* _DESCRIPTION OF THE TASK_
Can you edit the records below so that "bar-category-label" becomes "month-label" wherever it occurs, with nothing else changed?

* _EXTRACTED RECORDS_
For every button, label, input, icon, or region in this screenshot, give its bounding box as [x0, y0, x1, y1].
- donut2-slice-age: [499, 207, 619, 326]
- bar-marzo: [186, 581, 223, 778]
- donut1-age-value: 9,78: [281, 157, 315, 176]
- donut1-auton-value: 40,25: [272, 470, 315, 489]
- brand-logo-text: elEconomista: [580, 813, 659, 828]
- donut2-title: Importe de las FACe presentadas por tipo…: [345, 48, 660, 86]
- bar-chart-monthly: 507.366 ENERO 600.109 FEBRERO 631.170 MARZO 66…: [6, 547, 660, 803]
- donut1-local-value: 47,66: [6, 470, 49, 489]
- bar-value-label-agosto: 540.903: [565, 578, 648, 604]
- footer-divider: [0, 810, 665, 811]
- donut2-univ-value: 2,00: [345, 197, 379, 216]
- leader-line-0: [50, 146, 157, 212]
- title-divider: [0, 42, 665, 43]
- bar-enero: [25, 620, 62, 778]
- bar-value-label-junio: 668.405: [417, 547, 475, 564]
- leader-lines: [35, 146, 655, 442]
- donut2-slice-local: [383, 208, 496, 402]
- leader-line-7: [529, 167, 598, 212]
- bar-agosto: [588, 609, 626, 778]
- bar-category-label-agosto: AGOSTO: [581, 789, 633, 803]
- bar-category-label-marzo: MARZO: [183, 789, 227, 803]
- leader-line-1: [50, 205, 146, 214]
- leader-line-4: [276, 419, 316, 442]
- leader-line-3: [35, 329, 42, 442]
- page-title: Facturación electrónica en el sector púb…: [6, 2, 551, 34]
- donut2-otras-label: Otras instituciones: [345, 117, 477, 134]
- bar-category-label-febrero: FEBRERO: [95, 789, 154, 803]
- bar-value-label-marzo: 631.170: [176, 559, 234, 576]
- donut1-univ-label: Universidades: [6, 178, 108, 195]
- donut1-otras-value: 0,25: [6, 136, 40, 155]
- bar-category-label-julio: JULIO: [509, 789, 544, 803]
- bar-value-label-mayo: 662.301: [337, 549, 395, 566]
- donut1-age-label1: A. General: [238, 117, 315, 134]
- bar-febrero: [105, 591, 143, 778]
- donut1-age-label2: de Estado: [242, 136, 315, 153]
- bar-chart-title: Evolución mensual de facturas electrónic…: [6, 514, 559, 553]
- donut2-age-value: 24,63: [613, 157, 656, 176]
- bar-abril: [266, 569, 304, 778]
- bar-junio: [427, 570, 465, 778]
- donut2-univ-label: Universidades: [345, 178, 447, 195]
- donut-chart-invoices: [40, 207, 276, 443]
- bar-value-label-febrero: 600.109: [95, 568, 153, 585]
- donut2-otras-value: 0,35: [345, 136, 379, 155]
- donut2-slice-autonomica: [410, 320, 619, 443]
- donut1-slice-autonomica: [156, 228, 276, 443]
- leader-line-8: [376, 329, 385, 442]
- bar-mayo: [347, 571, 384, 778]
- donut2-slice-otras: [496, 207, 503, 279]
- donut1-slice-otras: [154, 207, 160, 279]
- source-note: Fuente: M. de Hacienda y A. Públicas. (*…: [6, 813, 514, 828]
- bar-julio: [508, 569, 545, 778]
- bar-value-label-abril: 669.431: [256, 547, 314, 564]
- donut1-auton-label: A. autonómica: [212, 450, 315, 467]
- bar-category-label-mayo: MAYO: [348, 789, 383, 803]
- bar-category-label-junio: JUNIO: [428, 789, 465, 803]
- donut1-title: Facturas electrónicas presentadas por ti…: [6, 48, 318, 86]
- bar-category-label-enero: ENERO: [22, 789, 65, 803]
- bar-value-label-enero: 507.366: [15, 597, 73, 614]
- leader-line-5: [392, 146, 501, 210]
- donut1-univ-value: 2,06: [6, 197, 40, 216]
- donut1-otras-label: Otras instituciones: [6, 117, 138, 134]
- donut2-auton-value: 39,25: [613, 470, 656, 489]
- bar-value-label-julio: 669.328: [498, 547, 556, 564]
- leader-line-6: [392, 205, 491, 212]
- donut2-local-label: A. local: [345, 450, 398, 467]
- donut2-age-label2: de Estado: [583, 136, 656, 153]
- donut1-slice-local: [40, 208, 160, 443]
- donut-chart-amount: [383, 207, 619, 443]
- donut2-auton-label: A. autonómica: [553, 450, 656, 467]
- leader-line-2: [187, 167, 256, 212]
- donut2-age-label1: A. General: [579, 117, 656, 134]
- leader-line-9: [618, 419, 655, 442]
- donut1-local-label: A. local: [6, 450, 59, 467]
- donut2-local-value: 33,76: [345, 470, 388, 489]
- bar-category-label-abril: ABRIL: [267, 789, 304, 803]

* _WORKED SOLUTION_
For every button, label, input, icon, or region in this screenshot, give its bounding box as [x0, y0, x1, y1].
- donut2-slice-age: [499, 207, 619, 326]
- bar-marzo: [186, 581, 223, 778]
- donut1-age-value: 9,78: [281, 157, 315, 176]
- donut1-auton-value: 40,25: [272, 470, 315, 489]
- brand-logo-text: elEconomista: [580, 813, 659, 828]
- donut2-title: Importe de las FACe presentadas por tipo…: [345, 48, 660, 86]
- bar-chart-monthly: 507.366 ENERO 600.109 FEBRERO 631.170 MARZO 66…: [6, 547, 660, 803]
- donut1-local-value: 47,66: [6, 470, 49, 489]
- bar-value-label-agosto: 540.903: [565, 578, 648, 604]
- footer-divider: [0, 810, 665, 811]
- donut2-univ-value: 2,00: [345, 197, 379, 216]
- leader-line-0: [50, 146, 157, 212]
- title-divider: [0, 42, 665, 43]
- bar-enero: [25, 620, 62, 778]
- bar-value-label-junio: 668.405: [417, 547, 475, 564]
- leader-lines: [35, 146, 655, 442]
- donut2-slice-local: [383, 208, 496, 402]
- leader-line-7: [529, 167, 598, 212]
- bar-agosto: [588, 609, 626, 778]
- month-label-agosto: AGOSTO: [581, 789, 633, 803]
- month-label-marzo: MARZO: [183, 789, 227, 803]
- leader-line-1: [50, 205, 146, 214]
- leader-line-4: [276, 419, 316, 442]
- leader-line-3: [35, 329, 42, 442]
- page-title: Facturación electrónica en el sector púb…: [6, 2, 551, 34]
- donut2-otras-label: Otras instituciones: [345, 117, 477, 134]
- month-label-febrero: FEBRERO: [95, 789, 154, 803]
- bar-value-label-marzo: 631.170: [176, 559, 234, 576]
- donut1-univ-label: Universidades: [6, 178, 108, 195]
- donut1-otras-value: 0,25: [6, 136, 40, 155]
- month-label-julio: JULIO: [509, 789, 544, 803]
- bar-value-label-mayo: 662.301: [337, 549, 395, 566]
- donut1-age-label1: A. General: [238, 117, 315, 134]
- bar-febrero: [105, 591, 143, 778]
- donut1-age-label2: de Estado: [242, 136, 315, 153]
- bar-chart-title: Evolución mensual de facturas electrónic…: [6, 514, 559, 553]
- donut2-age-value: 24,63: [613, 157, 656, 176]
- bar-abril: [266, 569, 304, 778]
- bar-junio: [427, 570, 465, 778]
- donut2-univ-label: Universidades: [345, 178, 447, 195]
- donut-chart-invoices: [40, 207, 276, 443]
- bar-value-label-febrero: 600.109: [95, 568, 153, 585]
- donut2-otras-value: 0,35: [345, 136, 379, 155]
- donut2-slice-autonomica: [410, 320, 619, 443]
- donut1-slice-autonomica: [156, 228, 276, 443]
- leader-line-8: [376, 329, 385, 442]
- bar-mayo: [347, 571, 384, 778]
- donut2-slice-otras: [496, 207, 503, 279]
- donut1-slice-otras: [154, 207, 160, 279]
- source-note: Fuente: M. de Hacienda y A. Públicas. (*…: [6, 813, 514, 828]
- bar-julio: [508, 569, 545, 778]
- bar-value-label-abril: 669.431: [256, 547, 314, 564]
- donut1-auton-label: A. autonómica: [212, 450, 315, 467]
- month-label-mayo: MAYO: [348, 789, 383, 803]
- month-label-junio: JUNIO: [428, 789, 465, 803]
- donut1-title: Facturas electrónicas presentadas por ti…: [6, 48, 318, 86]
- month-label-enero: ENERO: [22, 789, 65, 803]
- bar-value-label-enero: 507.366: [15, 597, 73, 614]
- leader-line-5: [392, 146, 501, 210]
- donut1-univ-value: 2,06: [6, 197, 40, 216]
- donut1-otras-label: Otras instituciones: [6, 117, 138, 134]
- donut2-auton-value: 39,25: [613, 470, 656, 489]
- bar-value-label-julio: 669.328: [498, 547, 556, 564]
- leader-line-6: [392, 205, 491, 212]
- donut2-local-label: A. local: [345, 450, 398, 467]
- donut2-age-label2: de Estado: [583, 136, 656, 153]
- donut1-slice-local: [40, 208, 160, 443]
- donut-chart-amount: [383, 207, 619, 443]
- donut2-auton-label: A. autonómica: [553, 450, 656, 467]
- leader-line-2: [187, 167, 256, 212]
- donut2-age-label1: A. General: [579, 117, 656, 134]
- leader-line-9: [618, 419, 655, 442]
- donut1-local-label: A. local: [6, 450, 59, 467]
- donut2-local-value: 33,76: [345, 470, 388, 489]
- month-label-abril: ABRIL: [267, 789, 304, 803]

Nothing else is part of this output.